***** RECORD LIST *****

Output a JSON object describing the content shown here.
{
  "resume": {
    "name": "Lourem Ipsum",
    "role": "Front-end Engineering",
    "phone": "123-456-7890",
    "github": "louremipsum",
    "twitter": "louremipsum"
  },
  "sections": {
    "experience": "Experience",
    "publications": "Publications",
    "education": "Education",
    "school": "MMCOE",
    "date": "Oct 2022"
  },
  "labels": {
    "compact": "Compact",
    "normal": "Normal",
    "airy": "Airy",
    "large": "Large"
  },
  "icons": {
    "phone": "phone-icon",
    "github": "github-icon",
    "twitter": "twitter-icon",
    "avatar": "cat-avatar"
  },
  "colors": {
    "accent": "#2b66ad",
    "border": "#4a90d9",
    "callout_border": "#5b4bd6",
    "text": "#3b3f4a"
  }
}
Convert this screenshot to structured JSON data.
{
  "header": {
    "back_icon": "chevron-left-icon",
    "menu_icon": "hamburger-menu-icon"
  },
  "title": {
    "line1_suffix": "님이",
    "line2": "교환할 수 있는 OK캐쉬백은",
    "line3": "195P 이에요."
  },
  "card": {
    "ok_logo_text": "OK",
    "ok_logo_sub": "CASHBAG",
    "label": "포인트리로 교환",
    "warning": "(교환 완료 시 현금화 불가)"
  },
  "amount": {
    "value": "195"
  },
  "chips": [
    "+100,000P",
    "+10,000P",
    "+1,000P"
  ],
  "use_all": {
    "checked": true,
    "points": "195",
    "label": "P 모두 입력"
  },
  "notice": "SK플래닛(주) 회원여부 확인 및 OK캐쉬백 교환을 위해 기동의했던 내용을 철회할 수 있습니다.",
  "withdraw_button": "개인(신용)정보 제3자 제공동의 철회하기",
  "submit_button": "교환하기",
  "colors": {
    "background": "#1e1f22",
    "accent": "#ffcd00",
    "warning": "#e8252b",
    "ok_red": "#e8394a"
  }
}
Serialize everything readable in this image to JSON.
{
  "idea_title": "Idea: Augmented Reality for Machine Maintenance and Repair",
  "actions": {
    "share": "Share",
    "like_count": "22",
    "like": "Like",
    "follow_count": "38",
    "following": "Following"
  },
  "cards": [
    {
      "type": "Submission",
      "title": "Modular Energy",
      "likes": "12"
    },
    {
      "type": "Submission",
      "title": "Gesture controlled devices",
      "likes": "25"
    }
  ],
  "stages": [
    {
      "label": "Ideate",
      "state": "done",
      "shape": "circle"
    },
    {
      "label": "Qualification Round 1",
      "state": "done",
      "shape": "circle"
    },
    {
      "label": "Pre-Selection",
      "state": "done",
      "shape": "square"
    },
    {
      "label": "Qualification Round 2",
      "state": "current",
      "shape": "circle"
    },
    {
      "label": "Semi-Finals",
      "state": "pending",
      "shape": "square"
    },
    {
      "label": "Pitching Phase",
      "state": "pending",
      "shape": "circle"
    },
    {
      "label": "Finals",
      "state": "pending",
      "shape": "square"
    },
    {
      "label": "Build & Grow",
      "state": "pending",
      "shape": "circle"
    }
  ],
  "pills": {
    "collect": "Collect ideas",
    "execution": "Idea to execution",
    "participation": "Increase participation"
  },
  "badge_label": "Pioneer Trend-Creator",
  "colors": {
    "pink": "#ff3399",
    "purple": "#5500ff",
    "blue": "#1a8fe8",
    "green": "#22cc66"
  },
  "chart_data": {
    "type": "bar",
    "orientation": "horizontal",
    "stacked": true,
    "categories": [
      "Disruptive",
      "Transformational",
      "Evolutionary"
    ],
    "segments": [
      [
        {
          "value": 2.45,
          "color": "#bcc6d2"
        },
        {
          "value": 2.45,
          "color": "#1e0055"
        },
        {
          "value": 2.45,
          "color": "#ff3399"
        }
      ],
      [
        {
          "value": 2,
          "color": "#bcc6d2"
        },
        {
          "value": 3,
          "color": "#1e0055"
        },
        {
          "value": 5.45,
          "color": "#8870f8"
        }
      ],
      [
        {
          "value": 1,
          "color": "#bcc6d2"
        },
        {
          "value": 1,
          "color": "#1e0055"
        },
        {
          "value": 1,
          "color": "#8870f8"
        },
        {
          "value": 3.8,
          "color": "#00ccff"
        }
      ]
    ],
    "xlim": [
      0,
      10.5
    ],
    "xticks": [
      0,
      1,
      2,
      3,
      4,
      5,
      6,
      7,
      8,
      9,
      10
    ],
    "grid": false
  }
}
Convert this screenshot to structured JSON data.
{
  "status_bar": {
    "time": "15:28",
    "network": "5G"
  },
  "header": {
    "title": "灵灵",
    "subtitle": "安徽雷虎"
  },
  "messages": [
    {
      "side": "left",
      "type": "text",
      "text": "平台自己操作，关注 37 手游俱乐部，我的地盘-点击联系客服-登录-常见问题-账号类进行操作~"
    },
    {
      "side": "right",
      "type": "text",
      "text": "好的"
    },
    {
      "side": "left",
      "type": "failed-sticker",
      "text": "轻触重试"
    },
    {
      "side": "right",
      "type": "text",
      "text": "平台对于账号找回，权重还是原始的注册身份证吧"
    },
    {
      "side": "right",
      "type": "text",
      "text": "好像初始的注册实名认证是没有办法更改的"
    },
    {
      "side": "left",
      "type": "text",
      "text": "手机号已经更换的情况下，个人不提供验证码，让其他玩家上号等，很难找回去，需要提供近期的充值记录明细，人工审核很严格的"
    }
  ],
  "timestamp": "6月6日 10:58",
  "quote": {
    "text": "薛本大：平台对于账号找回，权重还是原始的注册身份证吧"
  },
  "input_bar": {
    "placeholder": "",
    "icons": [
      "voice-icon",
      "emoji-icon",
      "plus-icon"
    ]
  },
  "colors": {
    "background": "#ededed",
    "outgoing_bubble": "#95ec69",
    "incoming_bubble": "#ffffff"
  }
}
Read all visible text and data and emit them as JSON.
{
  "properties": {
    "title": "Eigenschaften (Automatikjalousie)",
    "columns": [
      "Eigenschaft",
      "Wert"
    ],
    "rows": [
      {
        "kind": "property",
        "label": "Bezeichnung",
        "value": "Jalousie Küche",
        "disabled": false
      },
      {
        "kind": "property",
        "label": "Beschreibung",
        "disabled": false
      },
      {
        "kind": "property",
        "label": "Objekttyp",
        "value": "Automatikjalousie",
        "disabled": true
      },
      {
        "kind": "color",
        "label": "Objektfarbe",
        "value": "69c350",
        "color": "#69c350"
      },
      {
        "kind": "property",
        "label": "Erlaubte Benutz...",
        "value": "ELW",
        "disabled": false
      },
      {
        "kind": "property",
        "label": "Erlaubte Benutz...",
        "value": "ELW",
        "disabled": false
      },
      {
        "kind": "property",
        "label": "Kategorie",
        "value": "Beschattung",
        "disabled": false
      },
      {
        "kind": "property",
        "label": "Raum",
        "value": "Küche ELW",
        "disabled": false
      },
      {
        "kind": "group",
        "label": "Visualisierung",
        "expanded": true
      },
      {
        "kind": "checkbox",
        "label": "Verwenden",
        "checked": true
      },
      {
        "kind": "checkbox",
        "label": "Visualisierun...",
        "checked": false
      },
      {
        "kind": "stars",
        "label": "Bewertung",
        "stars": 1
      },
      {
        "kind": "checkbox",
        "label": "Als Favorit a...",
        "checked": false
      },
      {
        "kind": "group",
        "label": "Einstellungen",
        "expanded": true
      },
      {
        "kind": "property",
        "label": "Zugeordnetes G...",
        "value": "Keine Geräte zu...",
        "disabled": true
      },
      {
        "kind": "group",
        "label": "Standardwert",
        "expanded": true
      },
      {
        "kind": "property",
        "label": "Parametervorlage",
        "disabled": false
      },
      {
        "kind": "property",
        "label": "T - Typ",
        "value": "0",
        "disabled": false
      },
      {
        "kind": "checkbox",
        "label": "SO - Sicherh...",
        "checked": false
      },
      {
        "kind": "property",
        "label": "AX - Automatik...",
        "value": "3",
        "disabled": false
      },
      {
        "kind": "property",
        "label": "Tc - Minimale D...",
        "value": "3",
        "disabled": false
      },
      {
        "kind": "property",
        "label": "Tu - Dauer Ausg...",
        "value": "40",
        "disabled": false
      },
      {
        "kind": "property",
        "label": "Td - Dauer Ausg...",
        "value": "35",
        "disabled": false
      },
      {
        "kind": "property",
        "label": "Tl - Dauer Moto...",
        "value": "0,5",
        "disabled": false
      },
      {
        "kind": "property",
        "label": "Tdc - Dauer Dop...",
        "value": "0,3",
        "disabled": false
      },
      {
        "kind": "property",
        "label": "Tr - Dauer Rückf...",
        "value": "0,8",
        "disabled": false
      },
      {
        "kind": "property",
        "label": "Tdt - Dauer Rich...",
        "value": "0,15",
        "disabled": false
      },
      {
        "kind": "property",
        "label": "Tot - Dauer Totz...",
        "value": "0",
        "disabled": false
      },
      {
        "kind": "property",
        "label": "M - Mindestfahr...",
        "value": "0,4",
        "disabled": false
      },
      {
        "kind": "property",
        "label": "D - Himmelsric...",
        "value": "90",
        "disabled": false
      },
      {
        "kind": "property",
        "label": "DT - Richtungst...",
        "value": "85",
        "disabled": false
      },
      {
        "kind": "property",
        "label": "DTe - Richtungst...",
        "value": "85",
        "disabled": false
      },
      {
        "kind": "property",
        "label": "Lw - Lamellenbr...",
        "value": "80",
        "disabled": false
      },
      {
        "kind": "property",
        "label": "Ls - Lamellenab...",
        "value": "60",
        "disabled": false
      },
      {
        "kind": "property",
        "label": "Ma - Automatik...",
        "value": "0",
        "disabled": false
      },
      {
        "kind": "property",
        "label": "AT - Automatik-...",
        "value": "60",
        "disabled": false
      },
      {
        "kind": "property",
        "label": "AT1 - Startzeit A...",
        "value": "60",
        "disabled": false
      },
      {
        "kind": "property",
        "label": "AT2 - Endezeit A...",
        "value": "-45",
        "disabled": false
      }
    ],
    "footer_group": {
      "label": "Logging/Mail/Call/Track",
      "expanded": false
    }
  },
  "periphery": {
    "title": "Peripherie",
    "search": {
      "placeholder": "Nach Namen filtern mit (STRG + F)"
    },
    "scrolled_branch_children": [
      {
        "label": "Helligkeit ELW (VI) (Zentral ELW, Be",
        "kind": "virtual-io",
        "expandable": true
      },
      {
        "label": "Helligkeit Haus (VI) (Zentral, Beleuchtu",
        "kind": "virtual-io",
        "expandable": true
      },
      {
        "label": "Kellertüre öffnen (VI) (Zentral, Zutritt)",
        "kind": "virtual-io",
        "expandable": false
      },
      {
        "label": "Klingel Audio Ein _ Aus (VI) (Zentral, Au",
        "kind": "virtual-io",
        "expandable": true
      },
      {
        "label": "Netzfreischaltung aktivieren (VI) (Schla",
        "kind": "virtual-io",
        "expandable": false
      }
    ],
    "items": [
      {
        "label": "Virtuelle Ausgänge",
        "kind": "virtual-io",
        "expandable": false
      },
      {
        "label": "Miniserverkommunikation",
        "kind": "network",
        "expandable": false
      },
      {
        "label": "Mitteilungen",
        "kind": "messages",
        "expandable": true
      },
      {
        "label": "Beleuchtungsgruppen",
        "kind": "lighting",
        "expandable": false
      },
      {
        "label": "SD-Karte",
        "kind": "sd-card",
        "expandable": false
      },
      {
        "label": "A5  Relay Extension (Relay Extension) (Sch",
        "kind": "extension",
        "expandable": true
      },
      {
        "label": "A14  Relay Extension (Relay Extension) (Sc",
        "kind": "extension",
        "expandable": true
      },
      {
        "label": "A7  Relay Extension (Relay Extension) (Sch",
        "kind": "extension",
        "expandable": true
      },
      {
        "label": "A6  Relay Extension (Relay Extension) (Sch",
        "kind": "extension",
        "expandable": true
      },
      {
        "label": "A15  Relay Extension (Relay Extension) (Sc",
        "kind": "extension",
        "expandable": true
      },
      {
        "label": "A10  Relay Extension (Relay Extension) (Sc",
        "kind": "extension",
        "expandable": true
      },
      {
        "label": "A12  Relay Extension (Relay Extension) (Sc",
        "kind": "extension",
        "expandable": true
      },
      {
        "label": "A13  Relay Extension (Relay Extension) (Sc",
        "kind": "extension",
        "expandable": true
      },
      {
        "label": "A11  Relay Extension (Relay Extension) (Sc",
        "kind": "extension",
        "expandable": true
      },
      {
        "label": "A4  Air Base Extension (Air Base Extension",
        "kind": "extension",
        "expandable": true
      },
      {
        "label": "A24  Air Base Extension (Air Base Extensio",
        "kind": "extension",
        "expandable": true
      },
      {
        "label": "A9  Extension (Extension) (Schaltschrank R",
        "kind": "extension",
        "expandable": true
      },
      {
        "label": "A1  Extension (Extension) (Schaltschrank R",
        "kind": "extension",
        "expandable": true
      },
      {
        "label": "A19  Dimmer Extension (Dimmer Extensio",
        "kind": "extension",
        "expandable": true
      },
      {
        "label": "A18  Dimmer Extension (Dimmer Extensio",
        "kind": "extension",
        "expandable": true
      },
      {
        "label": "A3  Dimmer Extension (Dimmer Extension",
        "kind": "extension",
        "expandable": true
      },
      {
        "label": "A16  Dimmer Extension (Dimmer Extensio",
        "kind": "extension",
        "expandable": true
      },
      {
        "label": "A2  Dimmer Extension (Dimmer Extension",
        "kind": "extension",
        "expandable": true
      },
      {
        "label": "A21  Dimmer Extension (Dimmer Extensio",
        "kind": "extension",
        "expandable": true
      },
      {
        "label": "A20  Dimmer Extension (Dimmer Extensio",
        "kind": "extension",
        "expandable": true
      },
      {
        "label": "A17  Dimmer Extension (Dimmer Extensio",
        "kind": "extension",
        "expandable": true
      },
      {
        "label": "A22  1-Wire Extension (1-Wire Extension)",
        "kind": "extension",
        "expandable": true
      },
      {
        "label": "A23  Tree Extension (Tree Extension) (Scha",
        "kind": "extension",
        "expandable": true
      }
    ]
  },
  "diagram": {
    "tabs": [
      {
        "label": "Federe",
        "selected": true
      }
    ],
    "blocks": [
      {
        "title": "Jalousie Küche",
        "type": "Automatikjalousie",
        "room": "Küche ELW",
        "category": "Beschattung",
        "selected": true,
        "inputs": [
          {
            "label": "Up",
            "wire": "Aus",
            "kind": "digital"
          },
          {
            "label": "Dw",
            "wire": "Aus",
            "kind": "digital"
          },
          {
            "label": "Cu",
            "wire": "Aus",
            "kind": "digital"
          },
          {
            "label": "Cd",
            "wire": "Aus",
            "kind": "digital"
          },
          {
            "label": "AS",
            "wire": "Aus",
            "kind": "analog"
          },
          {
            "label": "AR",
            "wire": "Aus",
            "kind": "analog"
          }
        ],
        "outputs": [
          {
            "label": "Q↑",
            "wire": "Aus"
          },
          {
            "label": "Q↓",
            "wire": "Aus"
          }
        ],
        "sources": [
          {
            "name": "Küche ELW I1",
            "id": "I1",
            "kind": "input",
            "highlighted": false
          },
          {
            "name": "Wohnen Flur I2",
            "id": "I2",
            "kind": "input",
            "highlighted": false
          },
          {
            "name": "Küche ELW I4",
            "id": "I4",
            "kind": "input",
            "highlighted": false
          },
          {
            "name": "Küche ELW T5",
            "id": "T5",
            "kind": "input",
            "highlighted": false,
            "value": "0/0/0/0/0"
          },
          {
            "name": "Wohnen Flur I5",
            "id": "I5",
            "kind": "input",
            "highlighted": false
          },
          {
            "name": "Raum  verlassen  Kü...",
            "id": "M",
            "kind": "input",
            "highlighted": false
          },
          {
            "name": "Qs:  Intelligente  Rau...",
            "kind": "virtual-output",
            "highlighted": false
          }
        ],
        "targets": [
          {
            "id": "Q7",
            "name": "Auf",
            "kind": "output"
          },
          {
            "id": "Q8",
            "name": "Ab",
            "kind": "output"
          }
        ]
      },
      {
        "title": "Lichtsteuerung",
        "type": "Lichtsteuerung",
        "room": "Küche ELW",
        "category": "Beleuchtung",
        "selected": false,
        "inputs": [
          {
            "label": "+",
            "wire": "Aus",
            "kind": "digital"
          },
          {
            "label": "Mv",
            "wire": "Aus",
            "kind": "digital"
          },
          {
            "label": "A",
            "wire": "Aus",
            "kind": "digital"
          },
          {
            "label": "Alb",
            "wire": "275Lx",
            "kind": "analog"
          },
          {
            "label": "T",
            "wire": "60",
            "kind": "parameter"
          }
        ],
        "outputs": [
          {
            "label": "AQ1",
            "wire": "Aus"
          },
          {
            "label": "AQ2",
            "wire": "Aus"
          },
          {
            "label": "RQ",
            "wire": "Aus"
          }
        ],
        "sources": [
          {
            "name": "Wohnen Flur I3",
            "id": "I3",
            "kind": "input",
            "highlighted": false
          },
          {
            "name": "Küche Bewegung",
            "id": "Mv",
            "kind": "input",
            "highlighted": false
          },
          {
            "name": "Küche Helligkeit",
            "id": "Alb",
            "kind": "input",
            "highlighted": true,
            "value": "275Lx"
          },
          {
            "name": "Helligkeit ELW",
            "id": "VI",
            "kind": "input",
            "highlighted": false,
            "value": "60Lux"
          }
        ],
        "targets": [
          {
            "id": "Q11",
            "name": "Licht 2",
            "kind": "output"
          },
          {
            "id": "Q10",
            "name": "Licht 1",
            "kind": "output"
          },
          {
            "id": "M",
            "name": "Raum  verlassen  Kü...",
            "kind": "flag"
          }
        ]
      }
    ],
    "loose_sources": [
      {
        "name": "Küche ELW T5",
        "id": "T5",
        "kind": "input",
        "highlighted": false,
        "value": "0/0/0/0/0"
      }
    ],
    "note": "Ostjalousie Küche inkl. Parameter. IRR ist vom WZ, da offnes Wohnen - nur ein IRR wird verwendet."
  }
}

*****

* WHAT YOU WILL DO: State the number of lines that contain the string "Schaltschrank", with no other words.

* RESPONSE TO THE TASK: 2